Challenge. Reproduce, word for word, the part of the material that opens with the line containing "action-item[interactable]: Contrasto medio" and closes with the line containing "tab-document-1[interactable]: WWWW - GREZZE", including both of those lines.

Records from a dataset.
.....
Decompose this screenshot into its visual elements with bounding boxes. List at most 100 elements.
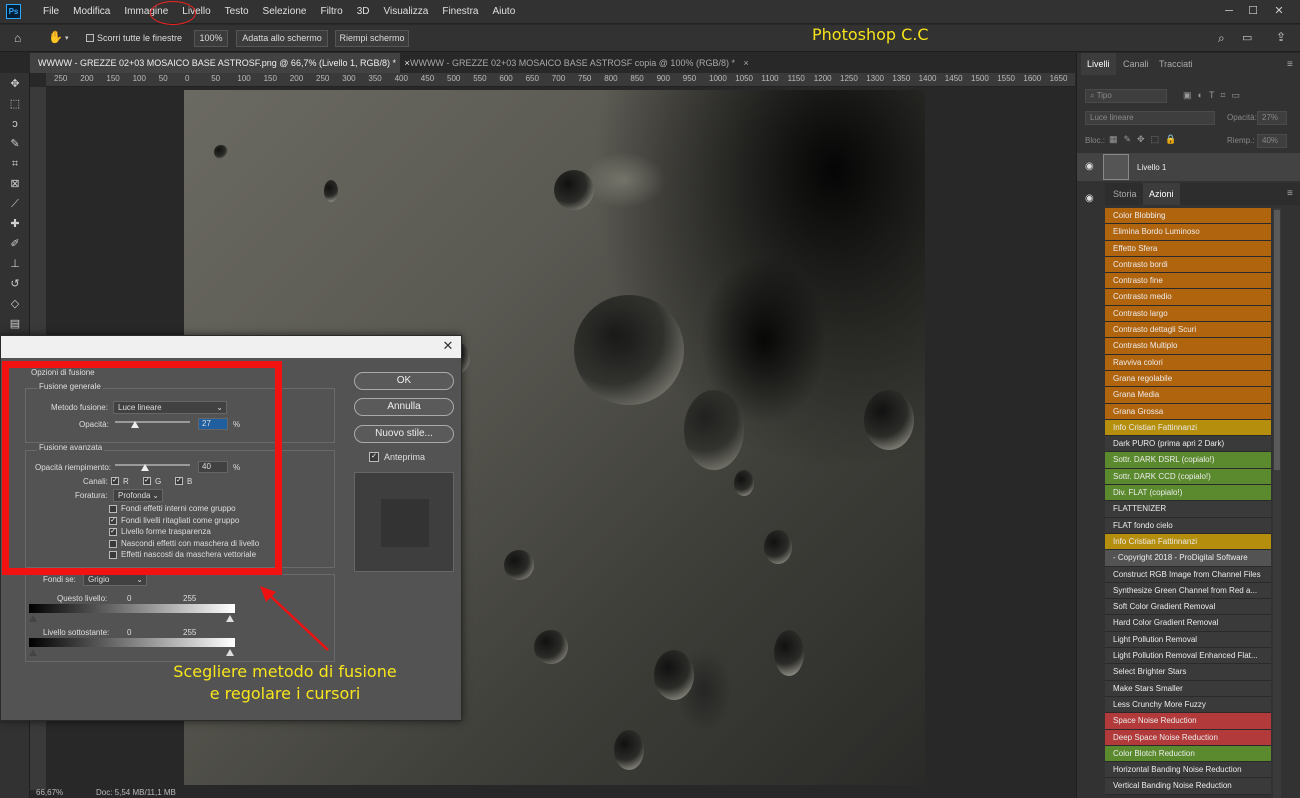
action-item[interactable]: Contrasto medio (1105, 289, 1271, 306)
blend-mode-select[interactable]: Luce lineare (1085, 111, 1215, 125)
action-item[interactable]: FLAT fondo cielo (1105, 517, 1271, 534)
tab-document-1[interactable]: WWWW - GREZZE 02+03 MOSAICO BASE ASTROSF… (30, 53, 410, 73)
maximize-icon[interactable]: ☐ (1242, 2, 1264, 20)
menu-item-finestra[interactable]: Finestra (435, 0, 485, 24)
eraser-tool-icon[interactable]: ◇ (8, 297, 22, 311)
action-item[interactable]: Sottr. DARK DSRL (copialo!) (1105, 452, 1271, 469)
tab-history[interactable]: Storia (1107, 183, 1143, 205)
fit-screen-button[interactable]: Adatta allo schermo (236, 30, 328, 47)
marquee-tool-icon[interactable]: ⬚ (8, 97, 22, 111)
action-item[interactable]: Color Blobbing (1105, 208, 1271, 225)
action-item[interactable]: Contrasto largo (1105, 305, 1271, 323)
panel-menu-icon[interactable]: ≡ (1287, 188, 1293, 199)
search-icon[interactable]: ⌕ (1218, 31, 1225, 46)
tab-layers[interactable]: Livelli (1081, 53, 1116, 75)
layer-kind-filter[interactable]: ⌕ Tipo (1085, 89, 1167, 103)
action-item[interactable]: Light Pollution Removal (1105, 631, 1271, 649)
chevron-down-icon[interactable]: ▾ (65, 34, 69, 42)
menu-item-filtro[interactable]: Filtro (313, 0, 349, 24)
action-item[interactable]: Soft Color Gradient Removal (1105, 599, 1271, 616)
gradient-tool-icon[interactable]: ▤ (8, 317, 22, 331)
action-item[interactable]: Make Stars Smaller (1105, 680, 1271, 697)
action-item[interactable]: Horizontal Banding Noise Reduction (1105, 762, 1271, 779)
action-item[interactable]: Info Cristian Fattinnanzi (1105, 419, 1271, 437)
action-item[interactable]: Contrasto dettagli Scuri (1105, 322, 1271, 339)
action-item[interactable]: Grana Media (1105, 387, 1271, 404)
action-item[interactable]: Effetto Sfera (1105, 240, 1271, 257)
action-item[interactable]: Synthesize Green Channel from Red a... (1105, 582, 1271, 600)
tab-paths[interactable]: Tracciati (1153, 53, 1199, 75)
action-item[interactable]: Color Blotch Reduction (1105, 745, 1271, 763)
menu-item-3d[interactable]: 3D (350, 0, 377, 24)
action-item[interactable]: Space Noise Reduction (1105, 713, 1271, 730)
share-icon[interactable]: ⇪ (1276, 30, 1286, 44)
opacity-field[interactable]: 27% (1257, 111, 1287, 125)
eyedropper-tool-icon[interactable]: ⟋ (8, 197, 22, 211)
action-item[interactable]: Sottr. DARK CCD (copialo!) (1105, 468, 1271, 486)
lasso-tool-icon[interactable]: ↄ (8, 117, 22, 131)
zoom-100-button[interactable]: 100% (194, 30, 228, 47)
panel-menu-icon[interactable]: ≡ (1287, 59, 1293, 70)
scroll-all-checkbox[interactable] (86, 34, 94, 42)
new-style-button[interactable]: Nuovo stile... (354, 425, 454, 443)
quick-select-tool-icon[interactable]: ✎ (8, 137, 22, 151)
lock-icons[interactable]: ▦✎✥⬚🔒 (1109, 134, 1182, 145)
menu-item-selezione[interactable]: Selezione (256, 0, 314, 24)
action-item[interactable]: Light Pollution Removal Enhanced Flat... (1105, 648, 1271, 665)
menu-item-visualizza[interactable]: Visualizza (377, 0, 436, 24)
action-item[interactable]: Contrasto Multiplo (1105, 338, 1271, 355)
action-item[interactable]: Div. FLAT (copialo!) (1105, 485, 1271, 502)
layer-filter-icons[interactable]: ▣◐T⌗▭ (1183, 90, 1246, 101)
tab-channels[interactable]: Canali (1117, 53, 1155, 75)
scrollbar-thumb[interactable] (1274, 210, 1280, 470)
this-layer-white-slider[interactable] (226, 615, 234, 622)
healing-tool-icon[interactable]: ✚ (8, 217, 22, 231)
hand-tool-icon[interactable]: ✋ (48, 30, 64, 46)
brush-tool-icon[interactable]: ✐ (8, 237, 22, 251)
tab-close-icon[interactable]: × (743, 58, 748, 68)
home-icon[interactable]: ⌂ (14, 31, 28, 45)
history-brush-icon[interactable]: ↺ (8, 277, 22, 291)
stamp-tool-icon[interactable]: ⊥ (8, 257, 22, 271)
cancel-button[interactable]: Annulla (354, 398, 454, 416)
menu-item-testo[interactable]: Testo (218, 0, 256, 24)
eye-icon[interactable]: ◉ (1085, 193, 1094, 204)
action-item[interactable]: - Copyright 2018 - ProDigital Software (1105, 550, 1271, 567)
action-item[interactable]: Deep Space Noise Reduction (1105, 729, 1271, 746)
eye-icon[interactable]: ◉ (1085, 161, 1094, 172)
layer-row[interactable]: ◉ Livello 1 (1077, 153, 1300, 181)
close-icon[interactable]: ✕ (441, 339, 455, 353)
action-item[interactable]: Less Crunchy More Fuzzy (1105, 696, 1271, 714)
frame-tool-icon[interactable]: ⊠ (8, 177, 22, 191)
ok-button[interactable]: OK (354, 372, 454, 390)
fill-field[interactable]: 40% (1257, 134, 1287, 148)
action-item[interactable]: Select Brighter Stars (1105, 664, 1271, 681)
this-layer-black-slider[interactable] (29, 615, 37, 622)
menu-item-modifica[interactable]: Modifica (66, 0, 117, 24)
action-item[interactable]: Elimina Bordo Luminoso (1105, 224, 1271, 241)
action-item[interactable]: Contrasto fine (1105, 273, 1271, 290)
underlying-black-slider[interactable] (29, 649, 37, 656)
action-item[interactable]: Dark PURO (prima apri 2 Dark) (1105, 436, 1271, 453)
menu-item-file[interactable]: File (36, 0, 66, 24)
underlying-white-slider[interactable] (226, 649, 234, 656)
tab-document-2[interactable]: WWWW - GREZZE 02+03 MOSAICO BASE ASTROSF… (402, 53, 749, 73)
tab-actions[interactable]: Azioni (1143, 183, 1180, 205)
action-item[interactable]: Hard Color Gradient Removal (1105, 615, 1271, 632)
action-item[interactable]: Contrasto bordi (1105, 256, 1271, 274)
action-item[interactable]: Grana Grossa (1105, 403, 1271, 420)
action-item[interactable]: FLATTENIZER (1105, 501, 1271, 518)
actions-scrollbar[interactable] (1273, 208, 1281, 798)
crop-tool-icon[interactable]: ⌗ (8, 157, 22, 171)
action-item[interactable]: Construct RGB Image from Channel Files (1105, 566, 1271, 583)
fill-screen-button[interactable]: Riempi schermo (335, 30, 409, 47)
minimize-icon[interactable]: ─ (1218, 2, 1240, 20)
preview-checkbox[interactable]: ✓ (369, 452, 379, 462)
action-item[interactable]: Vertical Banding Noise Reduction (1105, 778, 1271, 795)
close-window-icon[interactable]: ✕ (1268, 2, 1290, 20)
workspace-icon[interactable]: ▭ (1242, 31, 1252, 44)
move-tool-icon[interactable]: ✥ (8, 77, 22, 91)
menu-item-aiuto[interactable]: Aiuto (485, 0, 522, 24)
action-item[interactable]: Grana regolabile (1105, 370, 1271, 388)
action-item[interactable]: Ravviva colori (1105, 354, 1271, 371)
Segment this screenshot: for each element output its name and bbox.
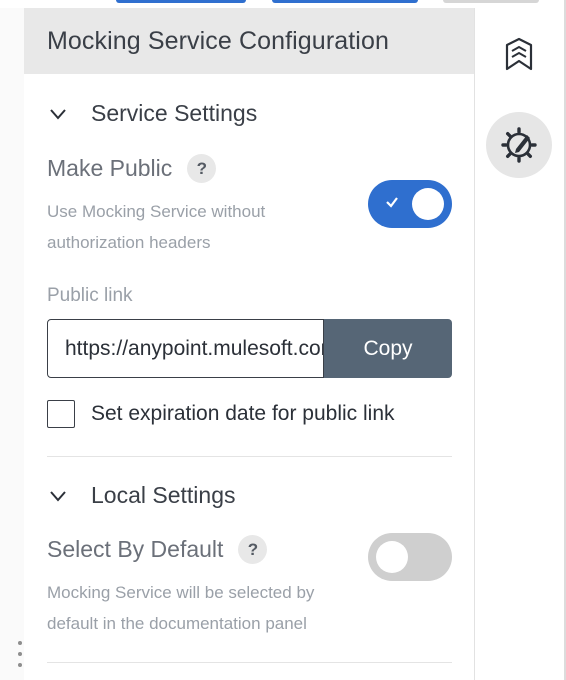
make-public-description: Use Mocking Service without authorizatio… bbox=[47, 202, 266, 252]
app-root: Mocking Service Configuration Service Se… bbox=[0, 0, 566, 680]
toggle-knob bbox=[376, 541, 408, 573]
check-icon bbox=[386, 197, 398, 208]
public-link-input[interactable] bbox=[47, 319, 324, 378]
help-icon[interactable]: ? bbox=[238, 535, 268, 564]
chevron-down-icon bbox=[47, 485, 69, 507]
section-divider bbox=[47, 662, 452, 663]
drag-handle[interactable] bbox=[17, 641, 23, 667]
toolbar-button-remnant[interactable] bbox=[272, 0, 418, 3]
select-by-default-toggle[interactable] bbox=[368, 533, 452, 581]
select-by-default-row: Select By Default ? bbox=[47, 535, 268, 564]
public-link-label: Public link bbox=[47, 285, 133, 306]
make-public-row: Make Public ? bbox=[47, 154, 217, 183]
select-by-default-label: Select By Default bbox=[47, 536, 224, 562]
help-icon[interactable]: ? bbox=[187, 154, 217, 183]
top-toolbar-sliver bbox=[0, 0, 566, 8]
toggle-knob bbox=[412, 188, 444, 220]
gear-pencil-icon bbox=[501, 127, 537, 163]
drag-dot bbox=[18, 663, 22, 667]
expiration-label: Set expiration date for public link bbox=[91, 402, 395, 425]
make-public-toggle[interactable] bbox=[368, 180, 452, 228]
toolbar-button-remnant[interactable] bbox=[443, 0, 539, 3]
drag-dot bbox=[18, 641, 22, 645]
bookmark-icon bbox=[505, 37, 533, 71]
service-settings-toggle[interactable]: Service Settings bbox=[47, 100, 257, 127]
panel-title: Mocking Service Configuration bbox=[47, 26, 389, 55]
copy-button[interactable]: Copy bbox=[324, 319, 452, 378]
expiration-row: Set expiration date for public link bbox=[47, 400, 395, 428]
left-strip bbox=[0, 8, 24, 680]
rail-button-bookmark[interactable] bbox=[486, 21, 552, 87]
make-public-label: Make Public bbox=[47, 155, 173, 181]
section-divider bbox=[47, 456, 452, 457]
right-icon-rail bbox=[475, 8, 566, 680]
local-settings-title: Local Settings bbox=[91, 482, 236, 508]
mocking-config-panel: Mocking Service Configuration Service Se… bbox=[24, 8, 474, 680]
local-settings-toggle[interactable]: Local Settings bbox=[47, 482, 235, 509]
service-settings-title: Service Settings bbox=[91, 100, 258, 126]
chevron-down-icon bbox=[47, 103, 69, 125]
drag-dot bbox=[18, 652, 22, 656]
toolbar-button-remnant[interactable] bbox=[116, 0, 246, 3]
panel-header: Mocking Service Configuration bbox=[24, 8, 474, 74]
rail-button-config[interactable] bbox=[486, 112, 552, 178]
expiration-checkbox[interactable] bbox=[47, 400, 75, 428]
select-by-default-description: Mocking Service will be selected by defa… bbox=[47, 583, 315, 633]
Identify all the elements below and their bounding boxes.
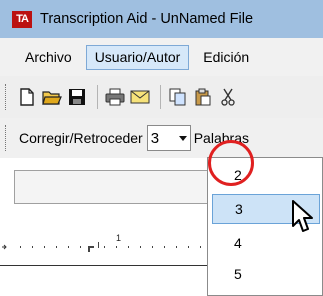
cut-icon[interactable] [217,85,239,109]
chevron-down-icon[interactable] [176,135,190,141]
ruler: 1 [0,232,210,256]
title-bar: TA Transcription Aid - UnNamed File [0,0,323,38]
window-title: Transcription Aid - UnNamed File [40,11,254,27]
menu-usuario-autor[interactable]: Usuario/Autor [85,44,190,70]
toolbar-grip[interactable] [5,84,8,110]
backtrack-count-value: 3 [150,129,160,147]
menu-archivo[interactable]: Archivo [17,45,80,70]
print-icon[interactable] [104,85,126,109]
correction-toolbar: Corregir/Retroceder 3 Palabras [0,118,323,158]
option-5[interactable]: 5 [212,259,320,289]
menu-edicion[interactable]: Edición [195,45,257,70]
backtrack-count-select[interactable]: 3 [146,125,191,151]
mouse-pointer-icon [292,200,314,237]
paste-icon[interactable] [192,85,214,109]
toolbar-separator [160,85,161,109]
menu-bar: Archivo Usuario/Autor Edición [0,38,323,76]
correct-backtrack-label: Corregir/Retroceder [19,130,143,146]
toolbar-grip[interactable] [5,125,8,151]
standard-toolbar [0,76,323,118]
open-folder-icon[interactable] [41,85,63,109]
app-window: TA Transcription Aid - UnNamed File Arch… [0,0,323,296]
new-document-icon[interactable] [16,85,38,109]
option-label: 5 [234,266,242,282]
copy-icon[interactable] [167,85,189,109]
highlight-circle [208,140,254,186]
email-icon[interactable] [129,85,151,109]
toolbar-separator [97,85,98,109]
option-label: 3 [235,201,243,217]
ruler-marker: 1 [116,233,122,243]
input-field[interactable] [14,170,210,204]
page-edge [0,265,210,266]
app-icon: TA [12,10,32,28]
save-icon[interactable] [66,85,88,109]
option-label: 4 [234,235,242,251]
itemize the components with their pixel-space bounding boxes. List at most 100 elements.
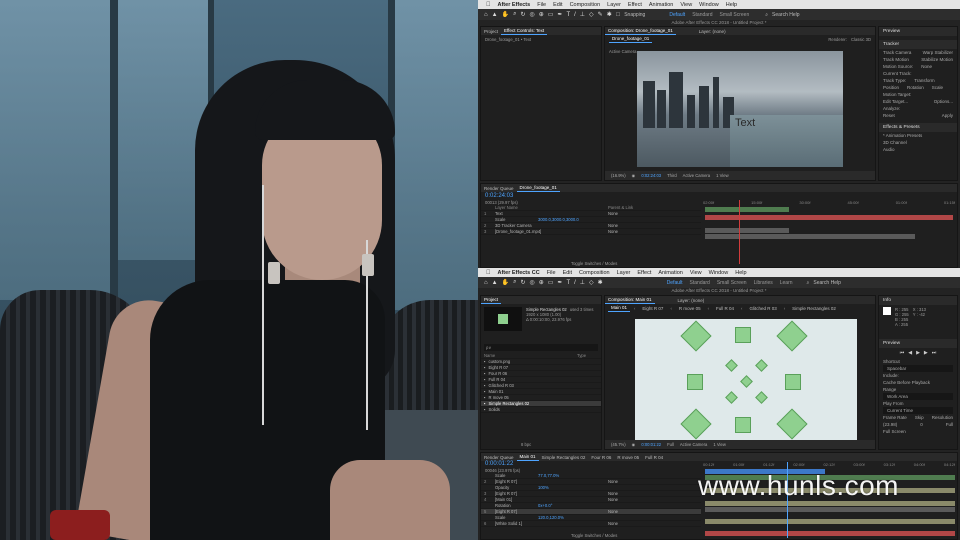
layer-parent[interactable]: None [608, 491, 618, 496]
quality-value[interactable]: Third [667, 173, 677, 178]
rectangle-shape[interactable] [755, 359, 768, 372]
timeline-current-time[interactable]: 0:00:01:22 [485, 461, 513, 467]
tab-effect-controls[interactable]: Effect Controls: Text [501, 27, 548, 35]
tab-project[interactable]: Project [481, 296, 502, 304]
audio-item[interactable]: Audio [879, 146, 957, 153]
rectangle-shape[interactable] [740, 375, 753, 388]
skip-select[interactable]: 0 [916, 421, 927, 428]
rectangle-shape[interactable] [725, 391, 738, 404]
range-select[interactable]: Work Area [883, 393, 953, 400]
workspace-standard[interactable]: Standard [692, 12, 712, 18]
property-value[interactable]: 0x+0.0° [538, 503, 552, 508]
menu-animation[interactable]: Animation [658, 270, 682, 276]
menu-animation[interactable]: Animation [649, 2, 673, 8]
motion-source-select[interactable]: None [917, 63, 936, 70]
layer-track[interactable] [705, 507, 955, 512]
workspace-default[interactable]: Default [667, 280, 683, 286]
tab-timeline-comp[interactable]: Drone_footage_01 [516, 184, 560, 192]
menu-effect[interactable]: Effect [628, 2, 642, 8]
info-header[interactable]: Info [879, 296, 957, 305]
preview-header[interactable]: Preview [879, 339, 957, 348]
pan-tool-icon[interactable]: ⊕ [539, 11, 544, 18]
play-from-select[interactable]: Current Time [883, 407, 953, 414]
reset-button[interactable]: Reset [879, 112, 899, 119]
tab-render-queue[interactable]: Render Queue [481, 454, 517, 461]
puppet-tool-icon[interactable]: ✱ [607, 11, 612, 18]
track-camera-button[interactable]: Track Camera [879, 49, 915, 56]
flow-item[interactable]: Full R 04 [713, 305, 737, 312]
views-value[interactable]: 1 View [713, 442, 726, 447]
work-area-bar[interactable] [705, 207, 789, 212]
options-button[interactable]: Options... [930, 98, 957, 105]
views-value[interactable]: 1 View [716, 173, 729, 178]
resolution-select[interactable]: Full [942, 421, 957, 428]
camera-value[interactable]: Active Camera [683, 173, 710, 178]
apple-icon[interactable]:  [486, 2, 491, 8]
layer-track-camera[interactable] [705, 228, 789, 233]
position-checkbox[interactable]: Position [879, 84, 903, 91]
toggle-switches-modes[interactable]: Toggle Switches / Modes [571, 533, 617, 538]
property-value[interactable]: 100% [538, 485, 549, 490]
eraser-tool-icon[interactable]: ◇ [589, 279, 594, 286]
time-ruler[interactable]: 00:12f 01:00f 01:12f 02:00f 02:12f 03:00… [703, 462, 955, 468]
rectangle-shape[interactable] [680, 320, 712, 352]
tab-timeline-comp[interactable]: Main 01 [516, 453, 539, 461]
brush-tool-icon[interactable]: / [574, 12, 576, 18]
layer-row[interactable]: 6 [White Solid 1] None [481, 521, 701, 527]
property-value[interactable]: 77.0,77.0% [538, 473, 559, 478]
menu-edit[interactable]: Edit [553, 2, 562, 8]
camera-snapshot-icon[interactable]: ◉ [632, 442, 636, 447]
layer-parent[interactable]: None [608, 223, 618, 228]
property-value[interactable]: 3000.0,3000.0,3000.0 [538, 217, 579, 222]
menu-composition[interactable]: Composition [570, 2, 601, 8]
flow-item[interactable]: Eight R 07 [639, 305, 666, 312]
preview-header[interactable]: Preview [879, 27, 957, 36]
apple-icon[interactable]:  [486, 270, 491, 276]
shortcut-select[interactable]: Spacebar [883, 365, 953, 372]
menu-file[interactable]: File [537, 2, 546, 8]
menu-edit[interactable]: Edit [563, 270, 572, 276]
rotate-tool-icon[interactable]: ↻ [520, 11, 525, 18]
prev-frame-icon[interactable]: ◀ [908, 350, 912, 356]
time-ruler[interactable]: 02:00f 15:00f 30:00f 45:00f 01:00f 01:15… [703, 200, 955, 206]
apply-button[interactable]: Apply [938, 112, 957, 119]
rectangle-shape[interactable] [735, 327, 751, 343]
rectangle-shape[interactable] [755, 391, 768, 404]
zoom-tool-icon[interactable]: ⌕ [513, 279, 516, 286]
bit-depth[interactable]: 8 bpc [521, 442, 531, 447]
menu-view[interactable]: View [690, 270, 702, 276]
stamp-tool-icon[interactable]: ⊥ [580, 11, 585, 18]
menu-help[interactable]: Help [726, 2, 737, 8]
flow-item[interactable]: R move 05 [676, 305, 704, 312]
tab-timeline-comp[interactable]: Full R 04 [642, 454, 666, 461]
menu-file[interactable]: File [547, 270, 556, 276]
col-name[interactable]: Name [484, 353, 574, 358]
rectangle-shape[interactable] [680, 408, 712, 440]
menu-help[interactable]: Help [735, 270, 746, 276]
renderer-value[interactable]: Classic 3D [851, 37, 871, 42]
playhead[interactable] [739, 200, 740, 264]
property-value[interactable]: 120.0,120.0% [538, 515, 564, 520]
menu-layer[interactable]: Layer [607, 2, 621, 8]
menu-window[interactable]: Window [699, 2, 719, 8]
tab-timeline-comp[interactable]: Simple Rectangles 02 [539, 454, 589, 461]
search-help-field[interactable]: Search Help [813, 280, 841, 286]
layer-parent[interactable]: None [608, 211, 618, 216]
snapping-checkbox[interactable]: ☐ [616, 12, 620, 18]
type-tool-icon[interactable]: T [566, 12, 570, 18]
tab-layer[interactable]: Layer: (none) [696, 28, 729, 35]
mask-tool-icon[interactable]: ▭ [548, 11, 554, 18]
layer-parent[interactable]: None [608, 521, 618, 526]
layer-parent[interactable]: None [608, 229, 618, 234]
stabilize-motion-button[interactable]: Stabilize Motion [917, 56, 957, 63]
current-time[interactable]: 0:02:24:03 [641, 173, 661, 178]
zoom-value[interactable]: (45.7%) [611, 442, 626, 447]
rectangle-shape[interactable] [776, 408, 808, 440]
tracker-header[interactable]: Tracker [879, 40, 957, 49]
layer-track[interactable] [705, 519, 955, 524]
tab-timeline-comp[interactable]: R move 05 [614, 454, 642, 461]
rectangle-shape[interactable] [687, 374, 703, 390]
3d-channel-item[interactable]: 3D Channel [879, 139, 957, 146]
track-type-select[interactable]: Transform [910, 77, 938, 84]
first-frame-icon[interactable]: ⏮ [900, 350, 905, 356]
.....
Solution below.
action-item[interactable]: Contrasto medio (1105, 289, 1271, 306)
blend-mode-select[interactable]: Luce lineare (1085, 111, 1215, 125)
action-item[interactable]: FLAT fondo cielo (1105, 517, 1271, 534)
tab-document-1[interactable]: WWWW - GREZZE 02+03 MOSAICO BASE ASTROSF… (30, 53, 410, 73)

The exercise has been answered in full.